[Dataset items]

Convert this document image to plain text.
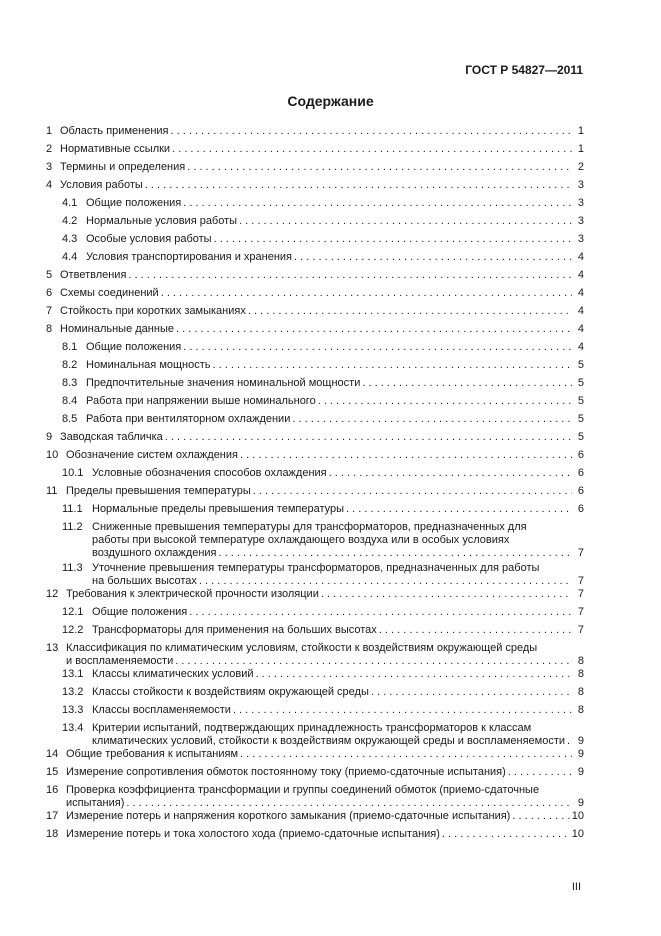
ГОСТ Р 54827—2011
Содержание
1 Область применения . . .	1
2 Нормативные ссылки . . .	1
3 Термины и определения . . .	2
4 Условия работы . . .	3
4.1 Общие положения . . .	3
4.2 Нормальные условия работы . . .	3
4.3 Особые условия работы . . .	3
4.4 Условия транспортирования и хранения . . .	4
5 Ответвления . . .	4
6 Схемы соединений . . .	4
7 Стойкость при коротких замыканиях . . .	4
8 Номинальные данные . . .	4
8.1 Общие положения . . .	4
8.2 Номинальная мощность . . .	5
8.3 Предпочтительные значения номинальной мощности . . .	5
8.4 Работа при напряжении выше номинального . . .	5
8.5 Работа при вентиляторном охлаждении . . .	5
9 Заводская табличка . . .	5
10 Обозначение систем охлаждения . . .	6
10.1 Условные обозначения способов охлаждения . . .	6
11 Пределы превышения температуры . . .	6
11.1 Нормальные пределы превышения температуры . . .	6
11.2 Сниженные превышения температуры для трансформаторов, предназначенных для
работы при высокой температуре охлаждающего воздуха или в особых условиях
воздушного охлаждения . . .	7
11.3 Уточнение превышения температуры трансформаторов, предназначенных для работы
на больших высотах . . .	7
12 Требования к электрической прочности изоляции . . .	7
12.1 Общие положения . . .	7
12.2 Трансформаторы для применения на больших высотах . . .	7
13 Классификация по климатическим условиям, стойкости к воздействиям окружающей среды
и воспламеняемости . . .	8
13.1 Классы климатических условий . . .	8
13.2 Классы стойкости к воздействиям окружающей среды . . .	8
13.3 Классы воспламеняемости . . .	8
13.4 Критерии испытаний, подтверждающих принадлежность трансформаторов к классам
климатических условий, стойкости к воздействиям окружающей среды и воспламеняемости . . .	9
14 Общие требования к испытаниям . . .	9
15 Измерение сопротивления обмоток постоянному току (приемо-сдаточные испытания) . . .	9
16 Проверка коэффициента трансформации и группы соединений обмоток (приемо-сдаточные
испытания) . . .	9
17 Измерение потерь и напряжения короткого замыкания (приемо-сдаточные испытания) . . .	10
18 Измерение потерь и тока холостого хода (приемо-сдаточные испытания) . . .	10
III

• [TASK TO COMPLETE] Every line in the data above that contains "условий" needs to be copied.

• [WRITTEN REPLY]
13.1 Классы климатических условий . . .	8
климатических условий, стойкости к воздействиям окружающей среды и воспламеняемости . . .	9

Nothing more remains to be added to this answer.